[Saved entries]
◆ ◆ ◆
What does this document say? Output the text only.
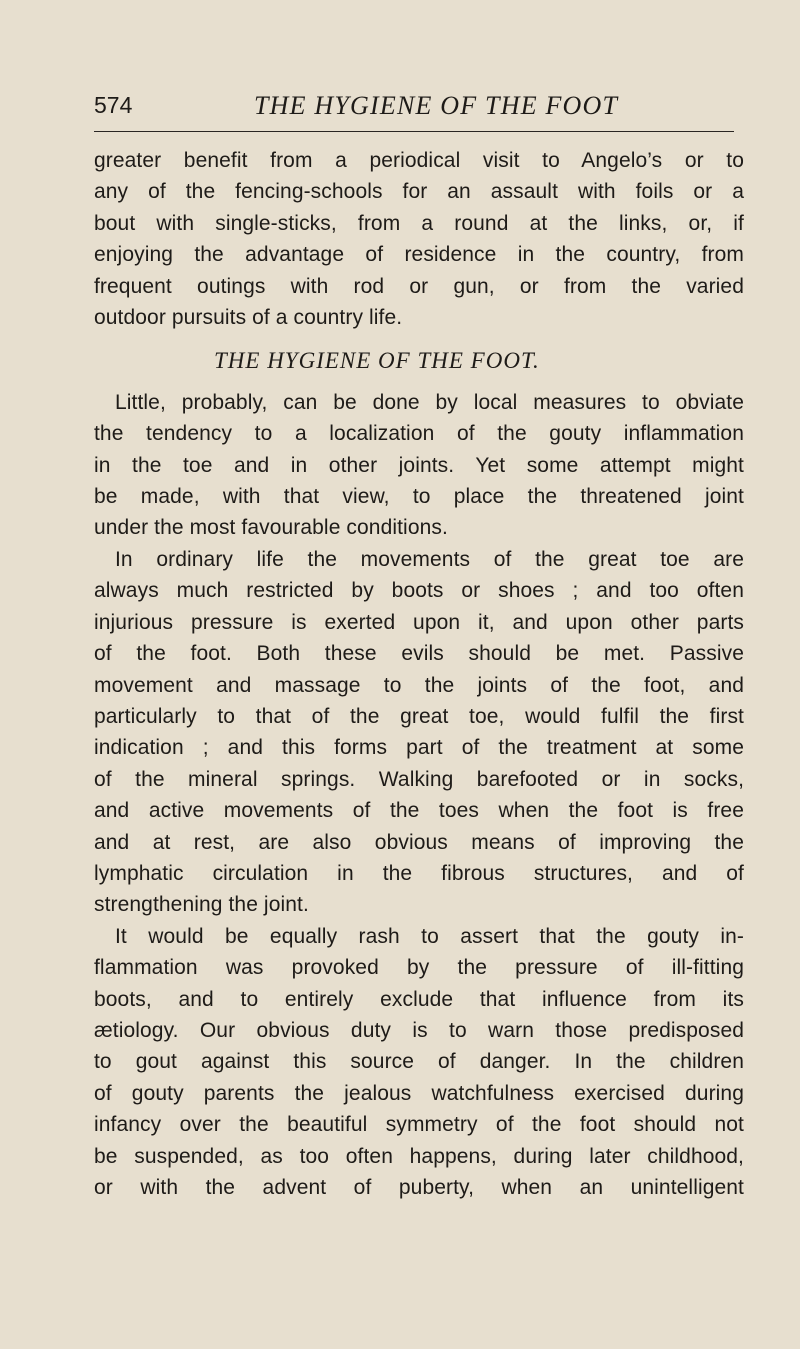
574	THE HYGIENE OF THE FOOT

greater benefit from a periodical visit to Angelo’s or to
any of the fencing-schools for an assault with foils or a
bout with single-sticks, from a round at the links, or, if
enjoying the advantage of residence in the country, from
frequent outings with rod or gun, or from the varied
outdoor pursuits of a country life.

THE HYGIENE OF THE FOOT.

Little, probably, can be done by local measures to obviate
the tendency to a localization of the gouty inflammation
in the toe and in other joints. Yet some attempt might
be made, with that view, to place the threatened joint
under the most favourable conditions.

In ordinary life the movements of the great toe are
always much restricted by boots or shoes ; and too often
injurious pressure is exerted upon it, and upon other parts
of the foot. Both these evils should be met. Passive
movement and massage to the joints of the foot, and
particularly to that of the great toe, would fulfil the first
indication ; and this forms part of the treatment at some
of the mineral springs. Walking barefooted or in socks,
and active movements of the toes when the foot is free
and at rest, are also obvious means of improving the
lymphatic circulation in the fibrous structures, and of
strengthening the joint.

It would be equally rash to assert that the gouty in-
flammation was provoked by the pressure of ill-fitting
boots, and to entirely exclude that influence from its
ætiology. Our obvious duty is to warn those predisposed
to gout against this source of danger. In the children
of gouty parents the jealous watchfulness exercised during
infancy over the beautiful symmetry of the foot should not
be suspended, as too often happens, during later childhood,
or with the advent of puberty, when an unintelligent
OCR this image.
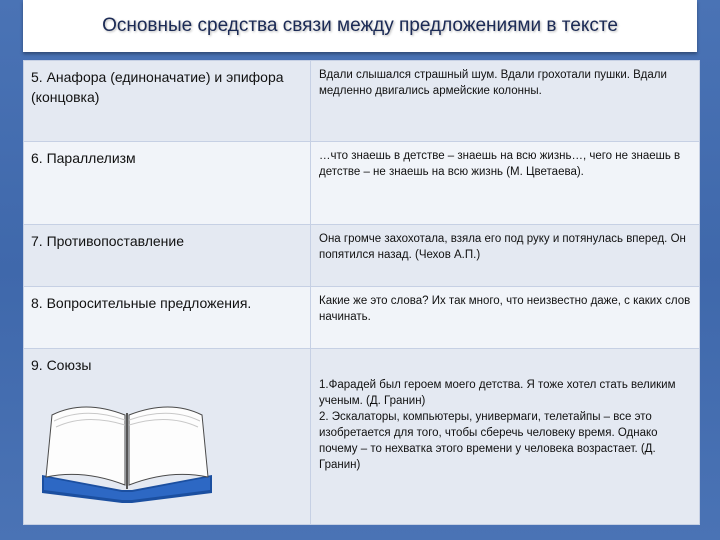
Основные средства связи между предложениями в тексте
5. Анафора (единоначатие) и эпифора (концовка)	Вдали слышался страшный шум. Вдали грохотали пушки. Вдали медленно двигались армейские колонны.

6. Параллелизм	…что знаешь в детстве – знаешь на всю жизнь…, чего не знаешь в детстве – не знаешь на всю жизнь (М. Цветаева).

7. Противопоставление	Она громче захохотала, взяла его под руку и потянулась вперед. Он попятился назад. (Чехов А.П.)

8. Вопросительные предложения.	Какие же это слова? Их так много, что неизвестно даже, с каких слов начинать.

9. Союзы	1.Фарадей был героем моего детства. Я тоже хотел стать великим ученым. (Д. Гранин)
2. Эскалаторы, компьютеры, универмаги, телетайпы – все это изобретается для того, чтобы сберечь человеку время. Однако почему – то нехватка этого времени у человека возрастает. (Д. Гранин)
◆ ◆ ◆
Track down every line of the material containing the string "joints", and copy it.

* [CORRECT RESULT]
in the toe and in other joints. Yet some attempt might
movement and massage to the joints of the foot, and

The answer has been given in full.